(EXERCISE OBJECTIVE)
Locate the string "labels" throughout the material and copy every line in which it occurs.
#### DATA IN THIS EXERCISE ####
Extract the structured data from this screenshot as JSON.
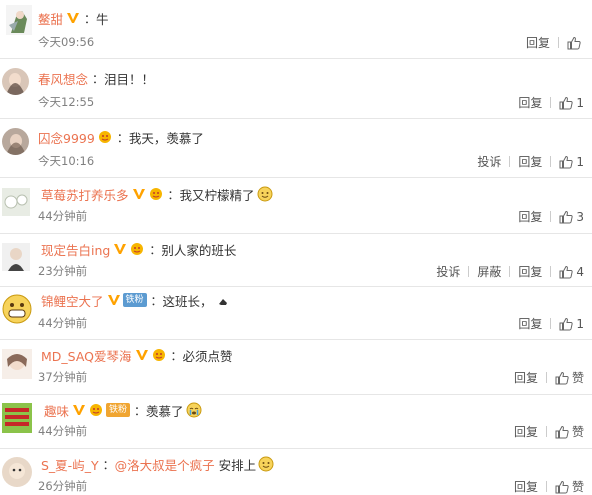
{
  "labels": {
    "reply": "回复",
    "report": "投诉",
    "block": "屏蔽",
    "zan": "赞"
  },
  "comments": [
    {
      "user": "鳌甜",
      "text": "牛",
      "time": "今天09:56",
      "likes": ""
    },
    {
      "user": "春风想念",
      "text": "泪目！！",
      "time": "今天12:55",
      "likes": "1"
    },
    {
      "user": "囚念9999",
      "text": "我天，羡慕了",
      "time": "今天10:16",
      "likes": "1"
    },
    {
      "user": "草莓苏打养乐多",
      "text": "我又柠檬精了",
      "time": "44分钟前",
      "likes": "3"
    },
    {
      "user": "现定告白ing",
      "text": "别人家的班长",
      "time": "23分钟前",
      "likes": "4"
    },
    {
      "user": "锦鲤空大了",
      "fan": "铁粉",
      "text": "这班长，",
      "time": "44分钟前",
      "likes": "1"
    },
    {
      "user": "MD_SAQ爱琴海",
      "text": "必须点赞",
      "time": "37分钟前",
      "likes": "赞"
    },
    {
      "user": "趣味",
      "fan": "铁粉",
      "text": "羡慕了",
      "time": "44分钟前",
      "likes": "赞"
    },
    {
      "user": "S_夏-屿_Y",
      "mention": "@洛大叔是个疯子",
      "text": "安排上",
      "time": "26分钟前",
      "likes": "赞"
    }
  ],
  "colors": {
    "username": "#eb7350",
    "fan_badge": "#5c9bd1",
    "vip_badge": "#f0a531"
  },
  "icons": [
    "v-badge",
    "vip-badge",
    "thumbs-up-icon",
    "smile-emoji",
    "cry-emoji",
    "hand-emoji"
  ]
}
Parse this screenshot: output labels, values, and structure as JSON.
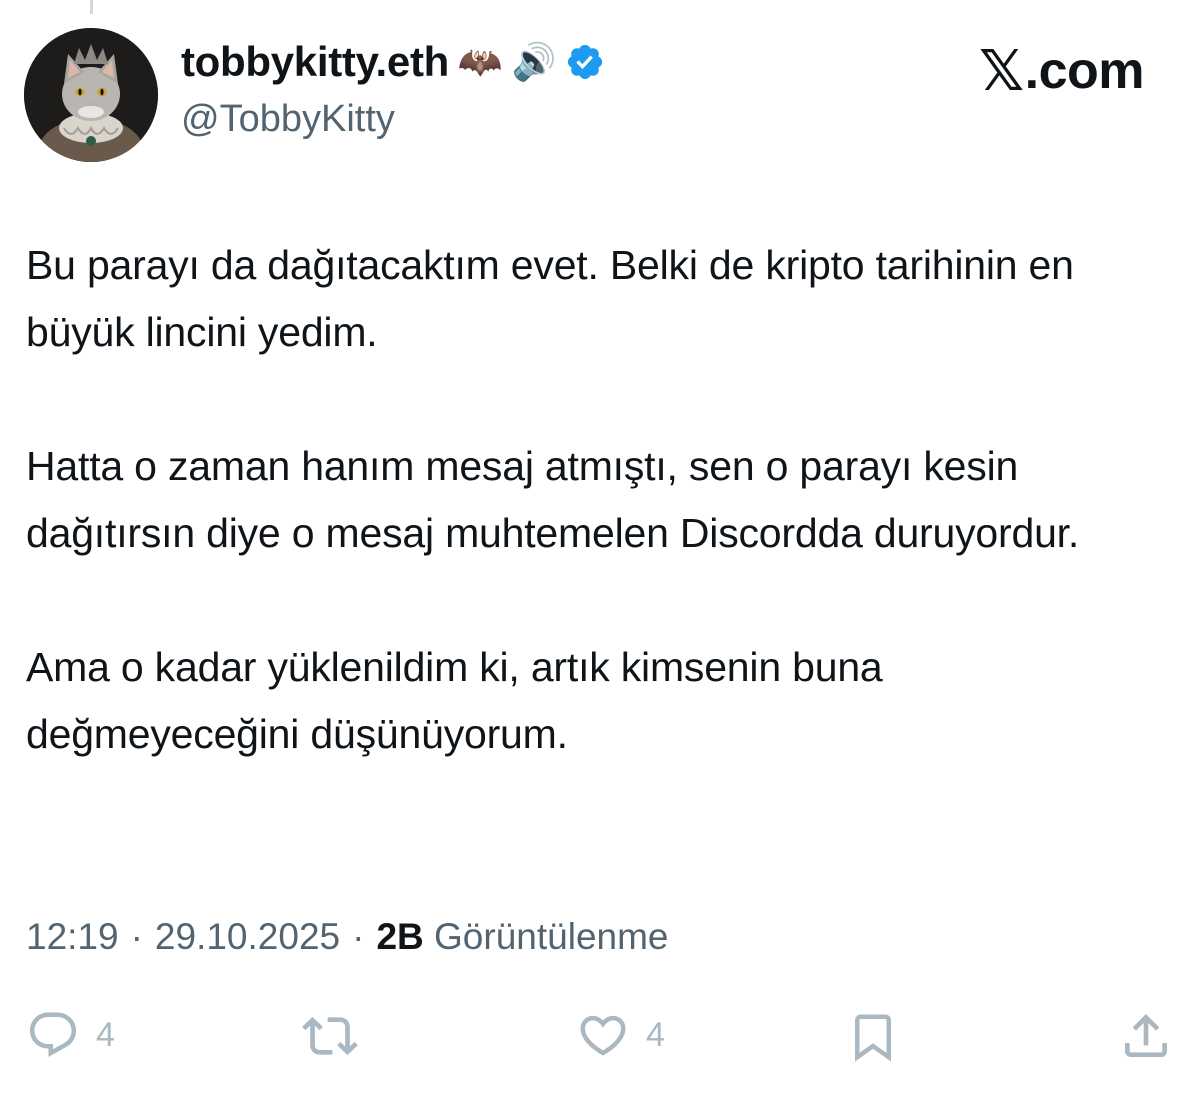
{
  "author": {
    "display_name": "tobbykitty.eth",
    "handle": "@TobbyKitty",
    "name_emojis": [
      "🦇",
      "🔊"
    ],
    "verified_icon": "verified-badge-icon",
    "avatar_icon": "cat-portrait-avatar"
  },
  "brand": {
    "x_glyph": "𝕏",
    "text": ".com"
  },
  "tweet": {
    "paragraphs": [
      "Bu parayı da dağıtacaktım evet. Belki de kripto tarihinin en büyük lincini yedim.",
      "Hatta o zaman hanım mesaj atmıştı, sen o parayı kesin dağıtırsın diye o mesaj muhtemelen Discordda duruyordur.",
      "Ama o kadar yüklenildim ki, artık kimsenin buna değmeyeceğini düşünüyorum."
    ],
    "time": "12:19",
    "separator": "·",
    "date": "29.10.2025",
    "views_count": "2B",
    "views_label": "Görüntülenme"
  },
  "actions": {
    "reply": {
      "icon": "reply-icon",
      "count": "4"
    },
    "retweet": {
      "icon": "retweet-icon",
      "count": ""
    },
    "like": {
      "icon": "heart-icon",
      "count": "4"
    },
    "bookmark": {
      "icon": "bookmark-icon",
      "count": ""
    },
    "share": {
      "icon": "share-icon",
      "count": ""
    }
  },
  "colors": {
    "text_primary": "#0f1419",
    "text_secondary": "#536471",
    "action_icons": "#aab8c2",
    "verified_blue": "#1d9bf0",
    "background": "#ffffff"
  }
}
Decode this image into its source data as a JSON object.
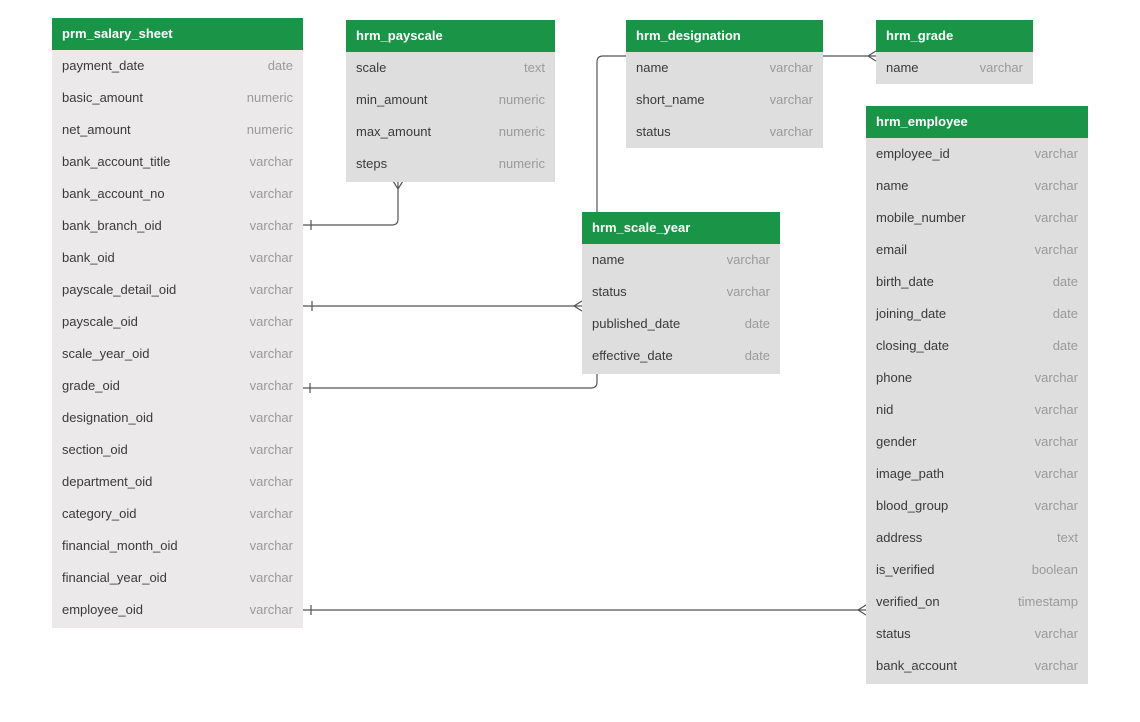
{
  "colors": {
    "header_bg": "#1a9547",
    "header_text": "#ffffff",
    "body_bg_main": "#ebe9ea",
    "body_bg": "#dedede",
    "field_text": "#3a3a3a",
    "type_text": "#9a9a9a",
    "line": "#555555"
  },
  "entities": {
    "prm_salary_sheet": {
      "title": "prm_salary_sheet",
      "fields": [
        {
          "name": "payment_date",
          "type": "date"
        },
        {
          "name": "basic_amount",
          "type": "numeric"
        },
        {
          "name": "net_amount",
          "type": "numeric"
        },
        {
          "name": "bank_account_title",
          "type": "varchar"
        },
        {
          "name": "bank_account_no",
          "type": "varchar"
        },
        {
          "name": "bank_branch_oid",
          "type": "varchar"
        },
        {
          "name": "bank_oid",
          "type": "varchar"
        },
        {
          "name": "payscale_detail_oid",
          "type": "varchar"
        },
        {
          "name": "payscale_oid",
          "type": "varchar"
        },
        {
          "name": "scale_year_oid",
          "type": "varchar"
        },
        {
          "name": "grade_oid",
          "type": "varchar"
        },
        {
          "name": "designation_oid",
          "type": "varchar"
        },
        {
          "name": "section_oid",
          "type": "varchar"
        },
        {
          "name": "department_oid",
          "type": "varchar"
        },
        {
          "name": "category_oid",
          "type": "varchar"
        },
        {
          "name": "financial_month_oid",
          "type": "varchar"
        },
        {
          "name": "financial_year_oid",
          "type": "varchar"
        },
        {
          "name": "employee_oid",
          "type": "varchar"
        }
      ]
    },
    "hrm_payscale": {
      "title": "hrm_payscale",
      "fields": [
        {
          "name": "scale",
          "type": "text"
        },
        {
          "name": "min_amount",
          "type": "numeric"
        },
        {
          "name": "max_amount",
          "type": "numeric"
        },
        {
          "name": "steps",
          "type": "numeric"
        }
      ]
    },
    "hrm_designation": {
      "title": "hrm_designation",
      "fields": [
        {
          "name": "name",
          "type": "varchar"
        },
        {
          "name": "short_name",
          "type": "varchar"
        },
        {
          "name": "status",
          "type": "varchar"
        }
      ]
    },
    "hrm_grade": {
      "title": "hrm_grade",
      "fields": [
        {
          "name": "name",
          "type": "varchar"
        }
      ]
    },
    "hrm_scale_year": {
      "title": "hrm_scale_year",
      "fields": [
        {
          "name": "name",
          "type": "varchar"
        },
        {
          "name": "status",
          "type": "varchar"
        },
        {
          "name": "published_date",
          "type": "date"
        },
        {
          "name": "effective_date",
          "type": "date"
        }
      ]
    },
    "hrm_employee": {
      "title": "hrm_employee",
      "fields": [
        {
          "name": "employee_id",
          "type": "varchar"
        },
        {
          "name": "name",
          "type": "varchar"
        },
        {
          "name": "mobile_number",
          "type": "varchar"
        },
        {
          "name": "email",
          "type": "varchar"
        },
        {
          "name": "birth_date",
          "type": "date"
        },
        {
          "name": "joining_date",
          "type": "date"
        },
        {
          "name": "closing_date",
          "type": "date"
        },
        {
          "name": "phone",
          "type": "varchar"
        },
        {
          "name": "nid",
          "type": "varchar"
        },
        {
          "name": "gender",
          "type": "varchar"
        },
        {
          "name": "image_path",
          "type": "varchar"
        },
        {
          "name": "blood_group",
          "type": "varchar"
        },
        {
          "name": "address",
          "type": "text"
        },
        {
          "name": "is_verified",
          "type": "boolean"
        },
        {
          "name": "verified_on",
          "type": "timestamp"
        },
        {
          "name": "status",
          "type": "varchar"
        },
        {
          "name": "bank_account",
          "type": "varchar"
        }
      ]
    }
  }
}
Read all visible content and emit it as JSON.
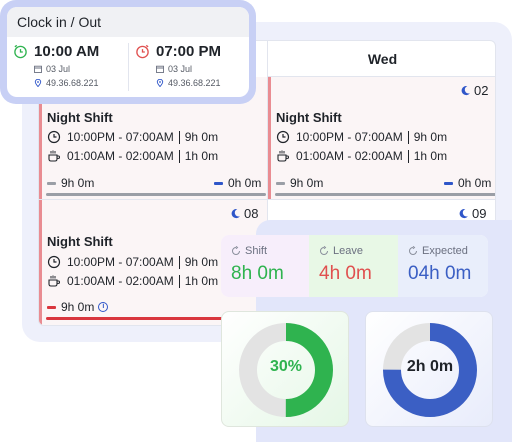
{
  "calendar": {
    "column_header": "Wed",
    "cells": [
      {
        "day": "02",
        "title": "Night Shift",
        "shift_time": "10:00PM - 07:00AM",
        "shift_hours": "9h 0m",
        "break_time": "01:00AM - 02:00AM",
        "break_hours": "1h 0m",
        "worked": "9h 0m",
        "remaining": "0h 0m"
      },
      {
        "day": "08",
        "title": "Night Shift",
        "shift_time": "10:00PM - 07:00AM",
        "shift_hours": "9h 0m",
        "break_time": "01:00AM - 02:00AM",
        "break_hours": "1h 0m",
        "worked": "9h 0m"
      },
      {
        "day": "09"
      }
    ],
    "left_top_cell": {
      "title": "Night Shift",
      "shift_time": "10:00PM - 07:00AM",
      "shift_hours": "9h 0m",
      "break_time": "01:00AM - 02:00AM",
      "break_hours": "1h 0m",
      "worked": "9h 0m",
      "remaining": "0h 0m"
    }
  },
  "clock": {
    "title": "Clock in / Out",
    "in": {
      "time": "10:00 AM",
      "date": "03 Jul",
      "ip": "49.36.68.221"
    },
    "out": {
      "time": "07:00 PM",
      "date": "03 Jul",
      "ip": "49.36.68.221"
    }
  },
  "stats": {
    "shift": {
      "label": "Shift",
      "value": "8h 0m"
    },
    "leave": {
      "label": "Leave",
      "value": "4h 0m"
    },
    "expected": {
      "label": "Expected",
      "value": "04h 0m"
    }
  },
  "donuts": {
    "percent": {
      "label": "30%",
      "fraction": 0.5
    },
    "hours": {
      "label": "2h 0m",
      "fraction": 0.75
    }
  },
  "colors": {
    "green": "#2fb34f",
    "red": "#e0504f",
    "blue": "#3b5fc4",
    "donut_track": "#e3e3e3"
  }
}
####
(CORRECT RESPONSE)
  "labels": {
Parse this screenshot: output labels, values, and structure as JSON.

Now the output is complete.